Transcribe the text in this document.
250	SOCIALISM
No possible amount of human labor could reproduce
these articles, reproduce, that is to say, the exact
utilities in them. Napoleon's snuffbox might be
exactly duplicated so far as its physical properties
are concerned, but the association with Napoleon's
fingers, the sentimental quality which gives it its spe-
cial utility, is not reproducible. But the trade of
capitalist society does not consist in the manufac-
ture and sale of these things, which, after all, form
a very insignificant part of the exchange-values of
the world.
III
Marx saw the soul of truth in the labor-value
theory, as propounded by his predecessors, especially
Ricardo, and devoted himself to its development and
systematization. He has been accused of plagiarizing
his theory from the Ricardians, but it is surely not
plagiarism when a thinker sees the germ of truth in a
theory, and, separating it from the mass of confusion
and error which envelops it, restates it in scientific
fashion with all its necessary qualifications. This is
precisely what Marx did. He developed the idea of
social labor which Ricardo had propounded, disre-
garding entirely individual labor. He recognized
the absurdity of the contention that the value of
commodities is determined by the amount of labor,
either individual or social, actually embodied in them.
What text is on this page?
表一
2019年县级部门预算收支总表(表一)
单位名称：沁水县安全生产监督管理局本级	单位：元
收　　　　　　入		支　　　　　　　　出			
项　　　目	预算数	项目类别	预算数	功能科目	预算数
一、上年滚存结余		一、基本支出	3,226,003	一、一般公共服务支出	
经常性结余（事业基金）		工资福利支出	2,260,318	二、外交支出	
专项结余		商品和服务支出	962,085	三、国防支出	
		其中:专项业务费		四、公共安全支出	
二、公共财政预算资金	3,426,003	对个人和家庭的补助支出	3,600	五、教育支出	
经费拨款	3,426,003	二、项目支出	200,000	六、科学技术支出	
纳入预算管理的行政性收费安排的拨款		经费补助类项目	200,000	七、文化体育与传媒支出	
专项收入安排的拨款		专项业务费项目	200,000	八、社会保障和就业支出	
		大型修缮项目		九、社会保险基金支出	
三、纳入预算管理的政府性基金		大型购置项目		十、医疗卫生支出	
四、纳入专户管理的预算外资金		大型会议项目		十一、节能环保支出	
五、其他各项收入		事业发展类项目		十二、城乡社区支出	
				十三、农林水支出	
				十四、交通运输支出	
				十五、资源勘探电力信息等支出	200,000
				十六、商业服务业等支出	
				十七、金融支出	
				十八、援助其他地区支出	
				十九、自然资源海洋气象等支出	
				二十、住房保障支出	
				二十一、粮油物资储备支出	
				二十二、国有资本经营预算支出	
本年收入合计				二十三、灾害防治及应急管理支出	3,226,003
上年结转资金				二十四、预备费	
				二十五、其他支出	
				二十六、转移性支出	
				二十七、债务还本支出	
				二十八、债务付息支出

- Problem description: Pick out each line that holds the string "reproduce".

- Solution to the exercise:
No possible amount of human labor could reproduce
these articles, reproduce, that is to say, the exact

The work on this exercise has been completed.